> [Request]: Find the lines holding the string "Return" in the data, then copy all of them.

> [Records supplied]:
┌────────
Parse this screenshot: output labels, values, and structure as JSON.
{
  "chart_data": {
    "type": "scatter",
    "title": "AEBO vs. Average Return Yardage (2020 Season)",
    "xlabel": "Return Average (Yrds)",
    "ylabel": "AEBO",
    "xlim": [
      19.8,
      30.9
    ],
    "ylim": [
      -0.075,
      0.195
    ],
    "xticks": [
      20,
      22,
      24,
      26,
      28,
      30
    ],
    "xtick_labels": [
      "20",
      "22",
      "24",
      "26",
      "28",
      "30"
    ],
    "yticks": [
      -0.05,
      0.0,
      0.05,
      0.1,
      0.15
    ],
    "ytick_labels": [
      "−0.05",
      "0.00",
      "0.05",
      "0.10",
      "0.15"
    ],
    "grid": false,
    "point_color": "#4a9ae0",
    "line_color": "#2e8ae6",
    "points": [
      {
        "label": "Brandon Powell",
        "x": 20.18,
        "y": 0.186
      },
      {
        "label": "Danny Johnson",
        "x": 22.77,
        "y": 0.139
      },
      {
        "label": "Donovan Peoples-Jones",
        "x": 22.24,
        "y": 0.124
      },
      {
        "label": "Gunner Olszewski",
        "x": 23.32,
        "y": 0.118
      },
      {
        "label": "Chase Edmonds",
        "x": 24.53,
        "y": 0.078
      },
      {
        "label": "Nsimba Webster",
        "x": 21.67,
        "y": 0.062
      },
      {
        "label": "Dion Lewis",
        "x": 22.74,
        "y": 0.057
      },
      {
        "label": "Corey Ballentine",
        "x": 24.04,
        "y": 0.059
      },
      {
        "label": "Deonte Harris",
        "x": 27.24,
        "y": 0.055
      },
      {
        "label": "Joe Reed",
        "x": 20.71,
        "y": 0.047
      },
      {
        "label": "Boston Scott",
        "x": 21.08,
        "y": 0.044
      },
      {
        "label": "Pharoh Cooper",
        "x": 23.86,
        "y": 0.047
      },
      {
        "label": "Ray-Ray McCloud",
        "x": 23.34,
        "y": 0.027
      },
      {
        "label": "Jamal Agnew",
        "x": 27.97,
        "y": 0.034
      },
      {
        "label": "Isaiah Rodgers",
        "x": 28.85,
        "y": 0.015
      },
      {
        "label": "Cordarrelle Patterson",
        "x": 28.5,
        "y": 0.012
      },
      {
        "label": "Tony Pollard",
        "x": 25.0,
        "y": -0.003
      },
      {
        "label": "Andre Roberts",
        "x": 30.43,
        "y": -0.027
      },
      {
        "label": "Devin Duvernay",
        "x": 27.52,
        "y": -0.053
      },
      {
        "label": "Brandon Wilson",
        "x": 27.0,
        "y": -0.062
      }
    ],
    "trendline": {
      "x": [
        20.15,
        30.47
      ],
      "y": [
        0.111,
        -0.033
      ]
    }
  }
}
└────────
> [Written solution]:
    "title": "AEBO vs. Average Return Yardage (2020 Season)",
    "xlabel": "Return Average (Yrds)",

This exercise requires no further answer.